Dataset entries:

----------

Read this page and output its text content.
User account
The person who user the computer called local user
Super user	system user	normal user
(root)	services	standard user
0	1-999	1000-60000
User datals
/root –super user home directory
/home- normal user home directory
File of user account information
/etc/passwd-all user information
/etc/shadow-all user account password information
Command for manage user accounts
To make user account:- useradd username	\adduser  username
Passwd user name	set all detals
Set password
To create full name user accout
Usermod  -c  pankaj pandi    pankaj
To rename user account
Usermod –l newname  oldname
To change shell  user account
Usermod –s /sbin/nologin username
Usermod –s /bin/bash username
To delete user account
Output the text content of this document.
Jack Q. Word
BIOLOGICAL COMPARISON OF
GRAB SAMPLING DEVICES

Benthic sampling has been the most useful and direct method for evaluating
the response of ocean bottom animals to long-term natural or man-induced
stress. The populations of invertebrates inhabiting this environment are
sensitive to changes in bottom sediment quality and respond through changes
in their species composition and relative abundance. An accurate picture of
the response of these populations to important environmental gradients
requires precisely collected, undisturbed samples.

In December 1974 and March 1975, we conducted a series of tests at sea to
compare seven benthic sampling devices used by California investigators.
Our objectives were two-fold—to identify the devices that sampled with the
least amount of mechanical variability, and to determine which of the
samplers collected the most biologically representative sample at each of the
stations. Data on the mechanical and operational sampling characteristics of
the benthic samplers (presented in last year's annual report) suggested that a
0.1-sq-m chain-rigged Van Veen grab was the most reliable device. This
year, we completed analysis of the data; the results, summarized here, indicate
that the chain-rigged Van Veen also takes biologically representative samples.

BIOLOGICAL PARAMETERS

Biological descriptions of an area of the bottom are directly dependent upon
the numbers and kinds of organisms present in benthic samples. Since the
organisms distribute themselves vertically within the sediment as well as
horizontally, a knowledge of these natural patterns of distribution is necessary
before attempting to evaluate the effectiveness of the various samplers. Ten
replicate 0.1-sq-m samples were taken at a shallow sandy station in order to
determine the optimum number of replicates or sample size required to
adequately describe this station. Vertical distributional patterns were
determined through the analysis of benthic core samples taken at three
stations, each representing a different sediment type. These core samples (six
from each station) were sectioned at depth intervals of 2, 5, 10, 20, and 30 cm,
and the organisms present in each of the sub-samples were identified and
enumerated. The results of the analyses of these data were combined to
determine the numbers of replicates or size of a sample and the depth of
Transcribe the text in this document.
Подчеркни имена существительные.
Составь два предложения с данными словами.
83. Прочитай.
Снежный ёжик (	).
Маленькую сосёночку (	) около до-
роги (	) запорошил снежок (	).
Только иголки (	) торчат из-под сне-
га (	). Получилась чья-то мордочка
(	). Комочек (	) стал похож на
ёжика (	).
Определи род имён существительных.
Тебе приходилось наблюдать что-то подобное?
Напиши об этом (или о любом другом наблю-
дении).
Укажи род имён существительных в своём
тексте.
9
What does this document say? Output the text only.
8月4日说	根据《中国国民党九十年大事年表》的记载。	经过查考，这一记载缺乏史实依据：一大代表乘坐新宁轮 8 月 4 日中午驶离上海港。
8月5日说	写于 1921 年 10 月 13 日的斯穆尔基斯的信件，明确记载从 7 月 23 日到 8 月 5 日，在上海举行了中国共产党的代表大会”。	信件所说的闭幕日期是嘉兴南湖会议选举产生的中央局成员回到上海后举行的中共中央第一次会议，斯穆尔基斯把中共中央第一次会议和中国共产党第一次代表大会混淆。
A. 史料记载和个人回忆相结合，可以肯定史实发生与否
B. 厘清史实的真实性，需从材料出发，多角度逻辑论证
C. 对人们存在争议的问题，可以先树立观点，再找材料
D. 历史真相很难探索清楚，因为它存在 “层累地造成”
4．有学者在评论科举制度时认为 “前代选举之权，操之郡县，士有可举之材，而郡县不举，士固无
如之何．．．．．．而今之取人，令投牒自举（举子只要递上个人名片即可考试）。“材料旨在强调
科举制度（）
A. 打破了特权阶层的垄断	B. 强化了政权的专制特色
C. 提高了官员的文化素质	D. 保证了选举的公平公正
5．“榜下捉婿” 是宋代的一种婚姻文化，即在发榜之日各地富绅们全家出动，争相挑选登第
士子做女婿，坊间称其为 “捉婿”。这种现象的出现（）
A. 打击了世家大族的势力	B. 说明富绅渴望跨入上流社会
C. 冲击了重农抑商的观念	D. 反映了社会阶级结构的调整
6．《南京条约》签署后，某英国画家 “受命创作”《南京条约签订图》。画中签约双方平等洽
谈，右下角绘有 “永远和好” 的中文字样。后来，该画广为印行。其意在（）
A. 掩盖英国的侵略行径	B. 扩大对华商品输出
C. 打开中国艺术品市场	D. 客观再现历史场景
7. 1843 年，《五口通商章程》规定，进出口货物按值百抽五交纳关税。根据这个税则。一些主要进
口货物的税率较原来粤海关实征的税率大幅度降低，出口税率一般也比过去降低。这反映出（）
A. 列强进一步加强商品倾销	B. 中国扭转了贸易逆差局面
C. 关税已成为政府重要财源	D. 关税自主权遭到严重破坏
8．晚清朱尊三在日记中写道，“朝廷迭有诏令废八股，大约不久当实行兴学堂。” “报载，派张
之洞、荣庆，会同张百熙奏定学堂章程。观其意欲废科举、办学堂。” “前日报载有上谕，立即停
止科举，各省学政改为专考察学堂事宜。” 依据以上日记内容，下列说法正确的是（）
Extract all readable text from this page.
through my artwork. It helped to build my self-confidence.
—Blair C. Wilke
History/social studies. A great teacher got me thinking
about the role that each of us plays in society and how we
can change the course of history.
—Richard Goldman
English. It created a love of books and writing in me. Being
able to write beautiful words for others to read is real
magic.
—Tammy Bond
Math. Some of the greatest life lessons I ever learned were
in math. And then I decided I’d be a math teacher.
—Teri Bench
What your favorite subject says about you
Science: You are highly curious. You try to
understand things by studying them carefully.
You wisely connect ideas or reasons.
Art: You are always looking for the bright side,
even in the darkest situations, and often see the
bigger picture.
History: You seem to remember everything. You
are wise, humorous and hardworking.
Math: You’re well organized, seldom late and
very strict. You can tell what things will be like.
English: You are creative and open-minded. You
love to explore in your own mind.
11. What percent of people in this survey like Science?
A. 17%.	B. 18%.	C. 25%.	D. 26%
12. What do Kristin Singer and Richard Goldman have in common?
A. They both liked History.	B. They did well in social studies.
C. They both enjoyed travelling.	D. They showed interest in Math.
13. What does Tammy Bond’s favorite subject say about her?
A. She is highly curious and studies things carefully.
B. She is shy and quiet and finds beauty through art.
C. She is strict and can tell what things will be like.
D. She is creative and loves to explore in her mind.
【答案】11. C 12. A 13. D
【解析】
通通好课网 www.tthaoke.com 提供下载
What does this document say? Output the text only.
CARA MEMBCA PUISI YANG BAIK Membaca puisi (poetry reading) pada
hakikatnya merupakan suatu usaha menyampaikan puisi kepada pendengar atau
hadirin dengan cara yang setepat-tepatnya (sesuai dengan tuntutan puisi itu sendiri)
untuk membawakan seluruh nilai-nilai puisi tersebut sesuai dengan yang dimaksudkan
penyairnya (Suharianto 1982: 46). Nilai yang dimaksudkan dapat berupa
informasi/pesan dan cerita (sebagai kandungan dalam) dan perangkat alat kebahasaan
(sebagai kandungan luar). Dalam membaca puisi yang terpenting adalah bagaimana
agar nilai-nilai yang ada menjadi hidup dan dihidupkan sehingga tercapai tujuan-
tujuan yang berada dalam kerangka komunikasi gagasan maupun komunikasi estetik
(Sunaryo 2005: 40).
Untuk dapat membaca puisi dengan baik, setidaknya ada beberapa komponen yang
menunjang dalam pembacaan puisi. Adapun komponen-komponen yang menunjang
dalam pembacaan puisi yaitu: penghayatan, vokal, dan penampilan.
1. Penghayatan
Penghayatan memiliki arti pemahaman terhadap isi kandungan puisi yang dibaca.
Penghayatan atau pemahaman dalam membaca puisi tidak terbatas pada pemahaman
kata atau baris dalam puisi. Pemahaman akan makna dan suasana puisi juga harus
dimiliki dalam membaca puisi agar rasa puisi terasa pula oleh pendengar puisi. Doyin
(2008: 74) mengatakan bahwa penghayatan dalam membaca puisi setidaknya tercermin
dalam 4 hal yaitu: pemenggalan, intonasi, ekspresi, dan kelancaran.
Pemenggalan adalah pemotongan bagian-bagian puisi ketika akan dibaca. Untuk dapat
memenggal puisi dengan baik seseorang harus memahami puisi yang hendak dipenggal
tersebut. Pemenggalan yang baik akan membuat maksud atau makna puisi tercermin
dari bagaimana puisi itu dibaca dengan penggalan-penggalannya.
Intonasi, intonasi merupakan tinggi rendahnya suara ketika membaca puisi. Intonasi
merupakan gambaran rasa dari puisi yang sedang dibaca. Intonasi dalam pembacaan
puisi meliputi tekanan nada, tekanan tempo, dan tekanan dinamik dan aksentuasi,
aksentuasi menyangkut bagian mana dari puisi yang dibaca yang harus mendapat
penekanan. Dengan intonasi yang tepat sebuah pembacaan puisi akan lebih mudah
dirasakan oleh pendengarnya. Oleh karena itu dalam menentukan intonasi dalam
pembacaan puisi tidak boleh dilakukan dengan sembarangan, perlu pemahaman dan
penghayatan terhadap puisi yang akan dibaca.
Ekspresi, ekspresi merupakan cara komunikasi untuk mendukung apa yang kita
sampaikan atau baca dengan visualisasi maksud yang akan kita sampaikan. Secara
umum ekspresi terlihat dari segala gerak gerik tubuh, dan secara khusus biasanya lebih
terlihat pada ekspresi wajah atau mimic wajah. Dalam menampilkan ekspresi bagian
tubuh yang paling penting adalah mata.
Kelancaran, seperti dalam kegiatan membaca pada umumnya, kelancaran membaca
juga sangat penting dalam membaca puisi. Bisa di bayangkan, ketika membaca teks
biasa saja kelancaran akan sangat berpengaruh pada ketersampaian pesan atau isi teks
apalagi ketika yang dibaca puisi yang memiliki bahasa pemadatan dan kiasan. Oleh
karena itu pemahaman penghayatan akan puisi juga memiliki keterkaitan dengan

----------

THE TASK
Identify each line containing the string "pesan" and copy it out.

RESULT OF THIS TASK
informasi/pesan dan cerita (sebagai kandungan dalam) dan perangkat alat kebahasaan
biasa saja kelancaran akan sangat berpengaruh pada ketersampaian pesan atau isi teks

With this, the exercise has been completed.